> _ИСХОДНЫЙ ТЕКСТ_
--

Семидесятисемилетний Бор: …Хевеши рассказал мне, что существует больше радиоактивных элементов, чем мест в Периодической таблице. Я об этом ничего не знал. Но мне стало тотчас абсолютно ясно, что это значило…
Семидесятисемилетний Хевеши: …Бору это было совершенно ясно с самого начала.
У них, как у сообщников, появилась до возвращения Папы неиссякающая тема для обсуждения: возможности внутренней структуры планетарного атома.
Датчанин извлек тогда из неизвестности физические истины такой простоты, что сегодня кажется непостижимым: отчего же другим они не дались в руки еще раньше? (Вечное недоумение, сопутствующее всей истории науки и всякий раз обреченное оставаться без ответа.)
…Если существуют химически абсолютно неразличимые элементы разного атомного веса, значит, менделеевский принцип Периодической системы нуждается в пересмотре: не от различий в весе зависят различия в химических свойствах атомов. Провозгласить это надо без всяких уловок.

--

> _ИСХОДНЫЕ ДАННЫЕ_

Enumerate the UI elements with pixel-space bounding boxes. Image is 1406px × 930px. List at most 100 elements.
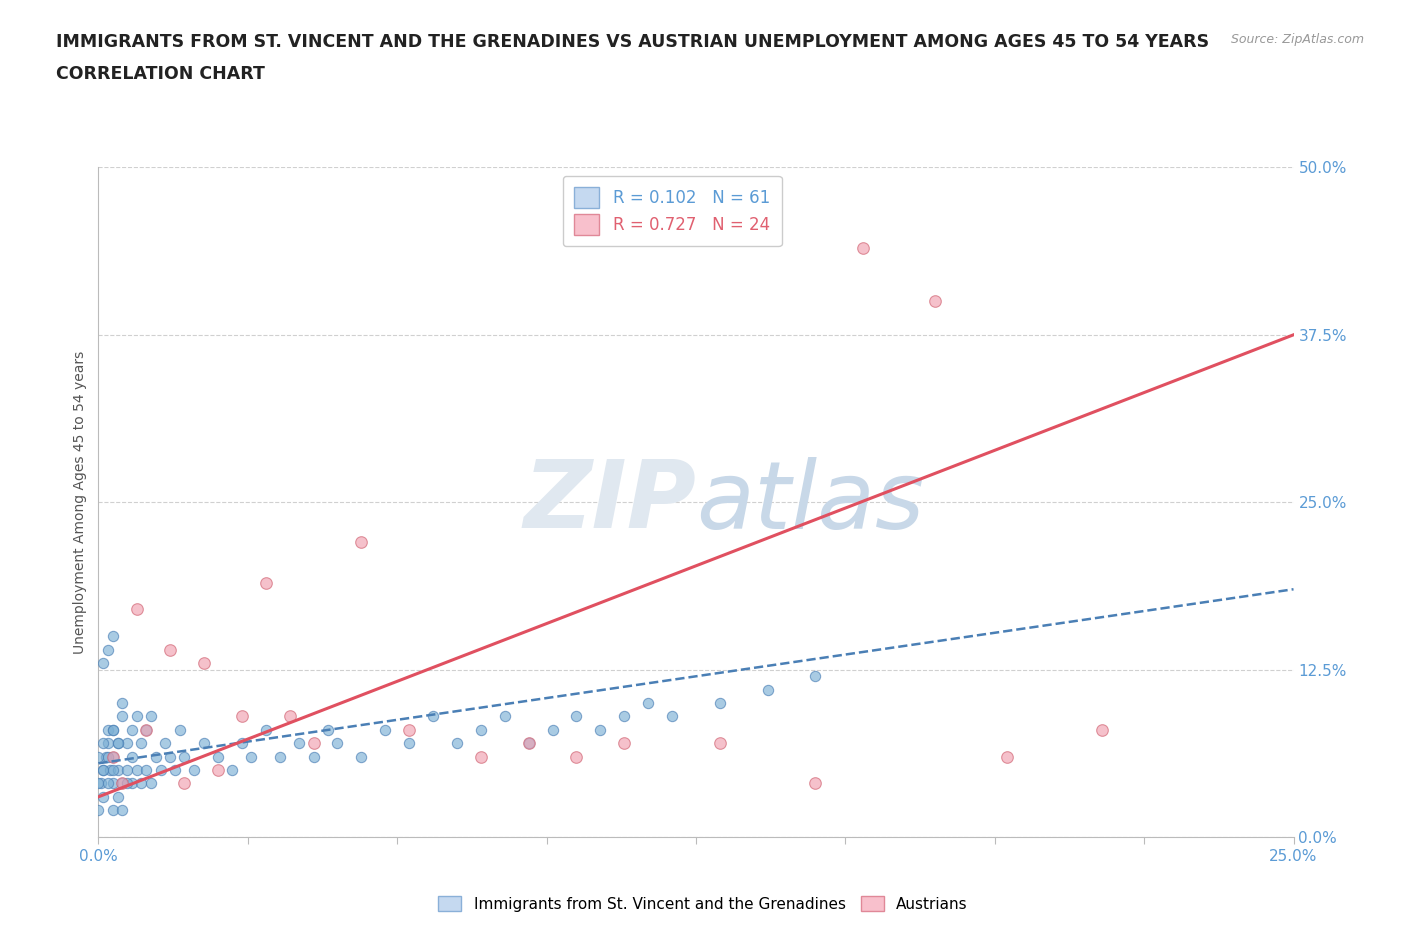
Point: [125, 602, 148, 617]
Point: [709, 696, 731, 711]
Point: [207, 750, 229, 764]
Point: [398, 736, 420, 751]
Point: [87, 803, 110, 817]
Point: [231, 709, 253, 724]
Point: [139, 776, 162, 790]
Point: [709, 736, 731, 751]
Point: [101, 750, 124, 764]
Point: [494, 709, 516, 724]
Point: [852, 240, 875, 255]
Point: [565, 750, 588, 764]
Point: [131, 736, 153, 751]
Point: [101, 723, 124, 737]
Point: [173, 776, 195, 790]
Point: [91, 763, 114, 777]
Point: [316, 723, 339, 737]
Point: [98, 763, 122, 777]
Point: [374, 723, 396, 737]
Point: [155, 736, 177, 751]
Point: [254, 723, 277, 737]
Point: [221, 763, 243, 777]
Point: [101, 803, 124, 817]
Point: [145, 750, 167, 764]
Point: [470, 723, 492, 737]
Point: [111, 696, 134, 711]
Point: [121, 750, 143, 764]
Point: [446, 736, 468, 751]
Point: [517, 736, 540, 751]
Point: [924, 294, 946, 309]
Point: [87, 776, 110, 790]
Point: [163, 763, 186, 777]
Point: [111, 776, 134, 790]
Point: [91, 763, 114, 777]
Y-axis label: Unemployment Among Ages 45 to 54 years: Unemployment Among Ages 45 to 54 years: [73, 351, 87, 654]
Point: [97, 723, 120, 737]
Point: [107, 736, 129, 751]
Point: [231, 736, 253, 751]
Point: [97, 750, 120, 764]
Text: atlas: atlas: [696, 457, 924, 548]
Point: [107, 736, 129, 751]
Point: [101, 763, 124, 777]
Point: [135, 723, 157, 737]
Point: [470, 750, 492, 764]
Point: [326, 736, 349, 751]
Point: [589, 723, 612, 737]
Point: [288, 736, 311, 751]
Point: [90, 776, 112, 790]
Point: [804, 776, 827, 790]
Legend: Immigrants from St. Vincent and the Grenadines, Austrians: Immigrants from St. Vincent and the Gren…: [432, 889, 974, 918]
Point: [207, 763, 229, 777]
Point: [193, 736, 215, 751]
Point: [135, 763, 157, 777]
Point: [115, 776, 138, 790]
Point: [613, 709, 636, 724]
Point: [159, 642, 181, 657]
Point: [107, 790, 129, 804]
Point: [254, 575, 277, 590]
Point: [278, 709, 301, 724]
Point: [115, 763, 138, 777]
Point: [565, 709, 588, 724]
Point: [422, 709, 444, 724]
Point: [169, 723, 191, 737]
Point: [139, 709, 162, 724]
Point: [541, 723, 564, 737]
Point: [94, 750, 117, 764]
Point: [121, 776, 143, 790]
Point: [240, 750, 263, 764]
Point: [756, 683, 779, 698]
Point: [398, 723, 420, 737]
Point: [193, 656, 215, 671]
Point: [661, 709, 683, 724]
Point: [111, 776, 134, 790]
Point: [350, 750, 373, 764]
Text: CORRELATION CHART: CORRELATION CHART: [56, 65, 266, 83]
Point: [101, 776, 124, 790]
Point: [111, 709, 134, 724]
Point: [91, 736, 114, 751]
Text: ZIP: ZIP: [523, 457, 696, 548]
Point: [125, 709, 148, 724]
Point: [173, 750, 195, 764]
Point: [135, 723, 157, 737]
Point: [111, 803, 134, 817]
Point: [125, 763, 148, 777]
Point: [1091, 723, 1114, 737]
Point: [97, 776, 120, 790]
Point: [121, 723, 143, 737]
Point: [101, 629, 124, 644]
Point: [613, 736, 636, 751]
Point: [101, 750, 124, 764]
Point: [97, 736, 120, 751]
Point: [97, 642, 120, 657]
Text: IMMIGRANTS FROM ST. VINCENT AND THE GRENADINES VS AUSTRIAN UNEMPLOYMENT AMONG AG: IMMIGRANTS FROM ST. VINCENT AND THE GREN…: [56, 33, 1209, 50]
Point: [101, 723, 124, 737]
Point: [637, 696, 659, 711]
Point: [804, 669, 827, 684]
Point: [91, 790, 114, 804]
Point: [995, 750, 1018, 764]
Point: [269, 750, 291, 764]
Point: [302, 750, 325, 764]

--

> _ЗАДАНИЕ_
Приведите ещё раз исходный текст о Боре и Хевеши целиком, слово в слово и без изменений.

> _ПИСЬМЕННЫЙ ОТВЕТ_
Семидесятисемилетний Бор: …Хевеши рассказал мне, что существует больше радиоактивных элементов, чем мест в Периодической таблице. Я об этом ничего не знал. Но мне стало тотчас абсолютно ясно, что это значило…
Семидесятисемилетний Хевеши: …Бору это было совершенно ясно с самого начала.
У них, как у сообщников, появилась до возвращения Папы неиссякающая тема для обсуждения: возможности внутренней структуры планетарного атома.
Датчанин извлек тогда из неизвестности физические истины такой простоты, что сегодня кажется непостижимым: отчего же другим они не дались в руки еще раньше? (Вечное недоумение, сопутствующее всей истории науки и всякий раз обреченное оставаться без ответа.)
…Если существуют химически абсолютно неразличимые элементы разного атомного веса, значит, менделеевский принцип Периодической системы нуждается в пересмотре: не от различий в весе зависят различия в химических свойствах атомов. Провозгласить это надо без всяких уловок.